(Items from a data source)
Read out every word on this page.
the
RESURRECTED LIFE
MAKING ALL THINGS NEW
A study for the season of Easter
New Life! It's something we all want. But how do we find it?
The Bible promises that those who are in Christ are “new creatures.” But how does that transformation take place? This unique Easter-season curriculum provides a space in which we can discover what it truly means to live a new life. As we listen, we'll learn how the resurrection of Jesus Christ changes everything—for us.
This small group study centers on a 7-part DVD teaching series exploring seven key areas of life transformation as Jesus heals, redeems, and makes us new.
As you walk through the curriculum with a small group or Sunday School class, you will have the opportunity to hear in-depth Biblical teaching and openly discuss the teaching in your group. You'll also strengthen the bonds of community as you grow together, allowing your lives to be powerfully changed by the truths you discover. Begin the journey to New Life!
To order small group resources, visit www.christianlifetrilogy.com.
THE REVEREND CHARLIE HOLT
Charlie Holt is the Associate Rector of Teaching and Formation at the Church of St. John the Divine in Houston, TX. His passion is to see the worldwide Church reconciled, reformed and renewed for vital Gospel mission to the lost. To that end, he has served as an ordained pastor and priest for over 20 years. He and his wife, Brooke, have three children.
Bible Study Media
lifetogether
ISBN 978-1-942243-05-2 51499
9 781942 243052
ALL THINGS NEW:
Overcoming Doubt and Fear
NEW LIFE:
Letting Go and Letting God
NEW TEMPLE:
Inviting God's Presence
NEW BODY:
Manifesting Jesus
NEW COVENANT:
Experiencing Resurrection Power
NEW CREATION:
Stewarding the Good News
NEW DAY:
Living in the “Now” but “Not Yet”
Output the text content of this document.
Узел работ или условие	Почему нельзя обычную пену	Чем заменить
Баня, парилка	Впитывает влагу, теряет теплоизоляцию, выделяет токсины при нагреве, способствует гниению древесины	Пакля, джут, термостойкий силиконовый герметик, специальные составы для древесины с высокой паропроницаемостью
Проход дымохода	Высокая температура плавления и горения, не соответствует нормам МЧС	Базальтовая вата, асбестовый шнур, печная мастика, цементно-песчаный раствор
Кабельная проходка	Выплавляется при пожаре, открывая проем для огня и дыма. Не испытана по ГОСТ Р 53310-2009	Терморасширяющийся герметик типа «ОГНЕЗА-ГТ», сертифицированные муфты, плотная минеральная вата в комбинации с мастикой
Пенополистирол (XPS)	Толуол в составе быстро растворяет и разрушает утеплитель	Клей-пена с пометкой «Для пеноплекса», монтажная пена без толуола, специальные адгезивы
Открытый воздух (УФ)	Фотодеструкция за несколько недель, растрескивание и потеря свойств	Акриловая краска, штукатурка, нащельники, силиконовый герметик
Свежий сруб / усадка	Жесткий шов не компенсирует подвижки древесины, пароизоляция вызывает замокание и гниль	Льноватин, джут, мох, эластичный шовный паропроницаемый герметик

→ **Task to carry out**
Pick out every line of the listing containing the word "THINGS", and show those lines.

→ **Task output**
MAKING ALL THINGS NEW
ALL THINGS NEW:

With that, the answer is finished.